EXERCISE REQUIREMENTS
Below are the records; reproduce all of them exactly but without any images.

RECORD SET
★ ★ ★ ★ ★
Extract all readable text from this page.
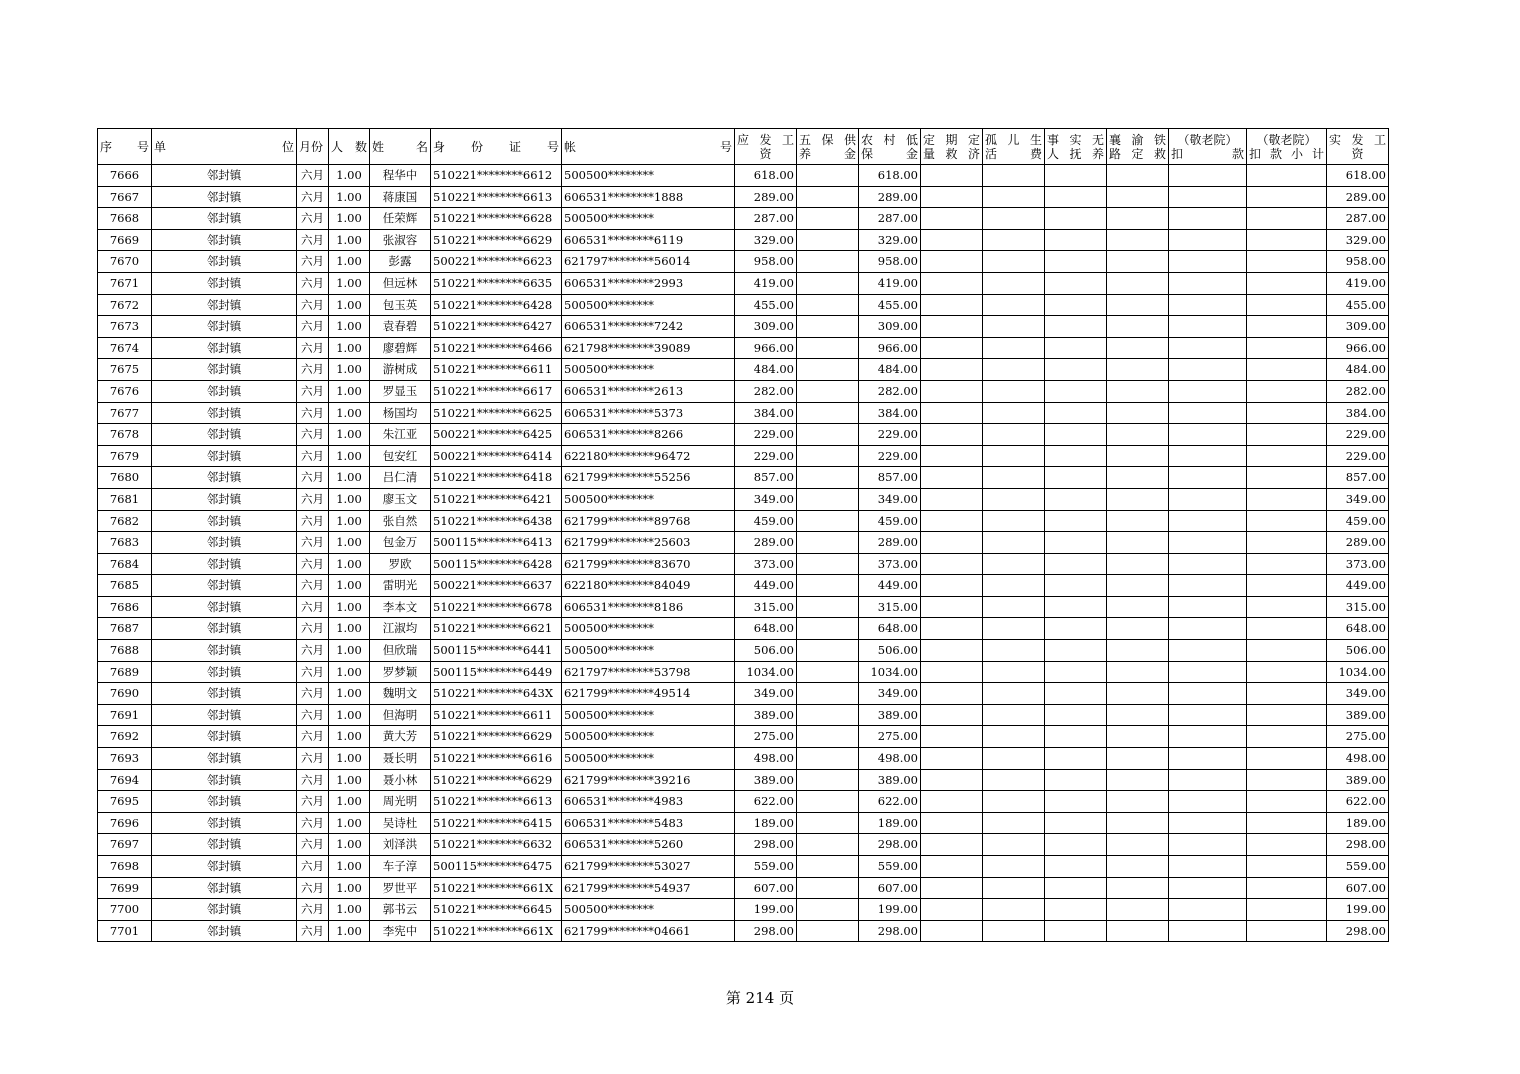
序　号	单　　　　　　　　位	月份	人 数	姓　　名	身　份　证　号	帐　　　　　　　　　　　号	应 发 工
资	五 保 供
养　　金	农 村 低
保　　金	定 期 定
量 救 济	孤 儿 生
活　　费	事 实 无
人 抚 养	襄 渝 铁
路 定 救	（敬老院）
扣　　　款	（敬老院）
扣 款 小 计	实 发 工
资

7666	邻封镇	六月	1.00	程华中	510221********6612	500500********	618.00		618.00							618.00
7667	邻封镇	六月	1.00	蒋康国	510221********6613	606531********1888	289.00		289.00							289.00
7668	邻封镇	六月	1.00	任荣辉	510221********6628	500500********	287.00		287.00							287.00
7669	邻封镇	六月	1.00	张淑容	510221********6629	606531********6119	329.00		329.00							329.00
7670	邻封镇	六月	1.00	彭露	500221********6623	621797********56014	958.00		958.00							958.00
7671	邻封镇	六月	1.00	但远林	510221********6635	606531********2993	419.00		419.00							419.00
7672	邻封镇	六月	1.00	包玉英	510221********6428	500500********	455.00		455.00							455.00
7673	邻封镇	六月	1.00	袁春碧	510221********6427	606531********7242	309.00		309.00							309.00
7674	邻封镇	六月	1.00	廖碧辉	510221********6466	621798********39089	966.00		966.00							966.00
7675	邻封镇	六月	1.00	游树成	510221********6611	500500********	484.00		484.00							484.00
7676	邻封镇	六月	1.00	罗显玉	510221********6617	606531********2613	282.00		282.00							282.00
7677	邻封镇	六月	1.00	杨国均	510221********6625	606531********5373	384.00		384.00							384.00
7678	邻封镇	六月	1.00	朱江亚	500221********6425	606531********8266	229.00		229.00							229.00
7679	邻封镇	六月	1.00	包安红	500221********6414	622180********96472	229.00		229.00							229.00
7680	邻封镇	六月	1.00	吕仁清	510221********6418	621799********55256	857.00		857.00							857.00
7681	邻封镇	六月	1.00	廖玉文	510221********6421	500500********	349.00		349.00							349.00
7682	邻封镇	六月	1.00	张自然	510221********6438	621799********89768	459.00		459.00							459.00
7683	邻封镇	六月	1.00	包金万	500115********6413	621799********25603	289.00		289.00							289.00
7684	邻封镇	六月	1.00	罗欧	500115********6428	621799********83670	373.00		373.00							373.00
7685	邻封镇	六月	1.00	雷明光	500221********6637	622180********84049	449.00		449.00							449.00
7686	邻封镇	六月	1.00	李本文	510221********6678	606531********8186	315.00		315.00							315.00
7687	邻封镇	六月	1.00	江淑均	510221********6621	500500********	648.00		648.00							648.00
7688	邻封镇	六月	1.00	但欣瑞	500115********6441	500500********	506.00		506.00							506.00
7689	邻封镇	六月	1.00	罗梦颖	500115********6449	621797********53798	1034.00		1034.00							1034.00
7690	邻封镇	六月	1.00	魏明文	510221********643X	621799********49514	349.00		349.00							349.00
7691	邻封镇	六月	1.00	但海明	510221********6611	500500********	389.00		389.00							389.00
7692	邻封镇	六月	1.00	黄大芳	510221********6629	500500********	275.00		275.00							275.00
7693	邻封镇	六月	1.00	聂长明	510221********6616	500500********	498.00		498.00							498.00
7694	邻封镇	六月	1.00	聂小林	510221********6629	621799********39216	389.00		389.00							389.00
7695	邻封镇	六月	1.00	周光明	510221********6613	606531********4983	622.00		622.00							622.00
7696	邻封镇	六月	1.00	吴诗杜	510221********6415	606531********5483	189.00		189.00							189.00
7697	邻封镇	六月	1.00	刘泽洪	510221********6632	606531********5260	298.00		298.00							298.00
7698	邻封镇	六月	1.00	车子淳	500115********6475	621799********53027	559.00		559.00							559.00
7699	邻封镇	六月	1.00	罗世平	510221********661X	621799********54937	607.00		607.00							607.00
7700	邻封镇	六月	1.00	郭书云	510221********6645	500500********	199.00		199.00							199.00
7701	邻封镇	六月	1.00	李宪中	510221********661X	621799********04661	298.00		298.00							298.00
第 214 页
★ ★ ★ ★ ★
FINAL RESULT
Extract all readable text from this page.
序　号	单　　　　　　　　位	月份	人 数	姓　　名	身　份　证　号	帐　　　　　　　　　　　号	应 发 工
资	五 保 供
养　　金	农 村 低
保　　金	定 期 定
量 救 济	孤 儿 生
活　　费	事 实 无
人 抚 养	襄 渝 铁
路 定 救	（敬老院）
扣　　　款	（敬老院）
扣 款 小 计	实 发 工
资

7666	邻封镇	六月	1.00	程华中	510221********6612	500500********	618.00		618.00							618.00
7667	邻封镇	六月	1.00	蒋康国	510221********6613	606531********1888	289.00		289.00							289.00
7668	邻封镇	六月	1.00	任荣辉	510221********6628	500500********	287.00		287.00							287.00
7669	邻封镇	六月	1.00	张淑容	510221********6629	606531********6119	329.00		329.00							329.00
7670	邻封镇	六月	1.00	彭露	500221********6623	621797********56014	958.00		958.00							958.00
7671	邻封镇	六月	1.00	但远林	510221********6635	606531********2993	419.00		419.00							419.00
7672	邻封镇	六月	1.00	包玉英	510221********6428	500500********	455.00		455.00							455.00
7673	邻封镇	六月	1.00	袁春碧	510221********6427	606531********7242	309.00		309.00							309.00
7674	邻封镇	六月	1.00	廖碧辉	510221********6466	621798********39089	966.00		966.00							966.00
7675	邻封镇	六月	1.00	游树成	510221********6611	500500********	484.00		484.00							484.00
7676	邻封镇	六月	1.00	罗显玉	510221********6617	606531********2613	282.00		282.00							282.00
7677	邻封镇	六月	1.00	杨国均	510221********6625	606531********5373	384.00		384.00							384.00
7678	邻封镇	六月	1.00	朱江亚	500221********6425	606531********8266	229.00		229.00							229.00
7679	邻封镇	六月	1.00	包安红	500221********6414	622180********96472	229.00		229.00							229.00
7680	邻封镇	六月	1.00	吕仁清	510221********6418	621799********55256	857.00		857.00							857.00
7681	邻封镇	六月	1.00	廖玉文	510221********6421	500500********	349.00		349.00							349.00
7682	邻封镇	六月	1.00	张自然	510221********6438	621799********89768	459.00		459.00							459.00
7683	邻封镇	六月	1.00	包金万	500115********6413	621799********25603	289.00		289.00							289.00
7684	邻封镇	六月	1.00	罗欧	500115********6428	621799********83670	373.00		373.00							373.00
7685	邻封镇	六月	1.00	雷明光	500221********6637	622180********84049	449.00		449.00							449.00
7686	邻封镇	六月	1.00	李本文	510221********6678	606531********8186	315.00		315.00							315.00
7687	邻封镇	六月	1.00	江淑均	510221********6621	500500********	648.00		648.00							648.00
7688	邻封镇	六月	1.00	但欣瑞	500115********6441	500500********	506.00		506.00							506.00
7689	邻封镇	六月	1.00	罗梦颖	500115********6449	621797********53798	1034.00		1034.00							1034.00
7690	邻封镇	六月	1.00	魏明文	510221********643X	621799********49514	349.00		349.00							349.00
7691	邻封镇	六月	1.00	但海明	510221********6611	500500********	389.00		389.00							389.00
7692	邻封镇	六月	1.00	黄大芳	510221********6629	500500********	275.00		275.00							275.00
7693	邻封镇	六月	1.00	聂长明	510221********6616	500500********	498.00		498.00							498.00
7694	邻封镇	六月	1.00	聂小林	510221********6629	621799********39216	389.00		389.00							389.00
7695	邻封镇	六月	1.00	周光明	510221********6613	606531********4983	622.00		622.00							622.00
7696	邻封镇	六月	1.00	吴诗杜	510221********6415	606531********5483	189.00		189.00							189.00
7697	邻封镇	六月	1.00	刘泽洪	510221********6632	606531********5260	298.00		298.00							298.00
7698	邻封镇	六月	1.00	车子淳	500115********6475	621799********53027	559.00		559.00							559.00
7699	邻封镇	六月	1.00	罗世平	510221********661X	621799********54937	607.00		607.00							607.00
7700	邻封镇	六月	1.00	郭书云	510221********6645	500500********	199.00		199.00							199.00
7701	邻封镇	六月	1.00	李宪中	510221********661X	621799********04661	298.00		298.00							298.00
第 214 页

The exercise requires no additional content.